PROVIDED RECORDS:

○ ○ ○

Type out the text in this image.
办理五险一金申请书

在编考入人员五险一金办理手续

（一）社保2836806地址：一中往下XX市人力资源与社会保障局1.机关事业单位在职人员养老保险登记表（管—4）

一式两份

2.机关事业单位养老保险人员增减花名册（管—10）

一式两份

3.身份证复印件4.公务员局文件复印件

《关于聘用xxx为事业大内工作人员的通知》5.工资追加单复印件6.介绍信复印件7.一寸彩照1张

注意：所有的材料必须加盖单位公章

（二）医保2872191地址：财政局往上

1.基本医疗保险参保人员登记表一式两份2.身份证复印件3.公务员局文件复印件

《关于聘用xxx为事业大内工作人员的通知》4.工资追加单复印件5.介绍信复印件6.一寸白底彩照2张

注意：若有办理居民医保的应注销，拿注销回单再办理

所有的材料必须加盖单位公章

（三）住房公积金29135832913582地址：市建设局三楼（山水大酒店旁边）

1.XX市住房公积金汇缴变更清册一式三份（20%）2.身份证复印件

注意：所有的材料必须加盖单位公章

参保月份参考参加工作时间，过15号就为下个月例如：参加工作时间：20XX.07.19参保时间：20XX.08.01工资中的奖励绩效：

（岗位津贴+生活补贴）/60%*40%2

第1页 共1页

○ ○ ○

WHAT THE EXERCISE ASKS:
Extract each line of the material exactly as it stands.

SOLUTION FOR THIS TASK:
Type out the text in this image.
办理五险一金申请书

在编考入人员五险一金办理手续

（一）社保2836806地址：一中往下XX市人力资源与社会保障局1.机关事业单位在职人员养老保险登记表（管—4）

一式两份

2.机关事业单位养老保险人员增减花名册（管—10）

一式两份

3.身份证复印件4.公务员局文件复印件

《关于聘用xxx为事业大内工作人员的通知》5.工资追加单复印件6.介绍信复印件7.一寸彩照1张

注意：所有的材料必须加盖单位公章

（二）医保2872191地址：财政局往上

1.基本医疗保险参保人员登记表一式两份2.身份证复印件3.公务员局文件复印件

《关于聘用xxx为事业大内工作人员的通知》4.工资追加单复印件5.介绍信复印件6.一寸白底彩照2张

注意：若有办理居民医保的应注销，拿注销回单再办理

所有的材料必须加盖单位公章

（三）住房公积金29135832913582地址：市建设局三楼（山水大酒店旁边）

1.XX市住房公积金汇缴变更清册一式三份（20%）2.身份证复印件

注意：所有的材料必须加盖单位公章

参保月份参考参加工作时间，过15号就为下个月例如：参加工作时间：20XX.07.19参保时间：20XX.08.01工资中的奖励绩效：

（岗位津贴+生活补贴）/60%*40%2

第1页 共1页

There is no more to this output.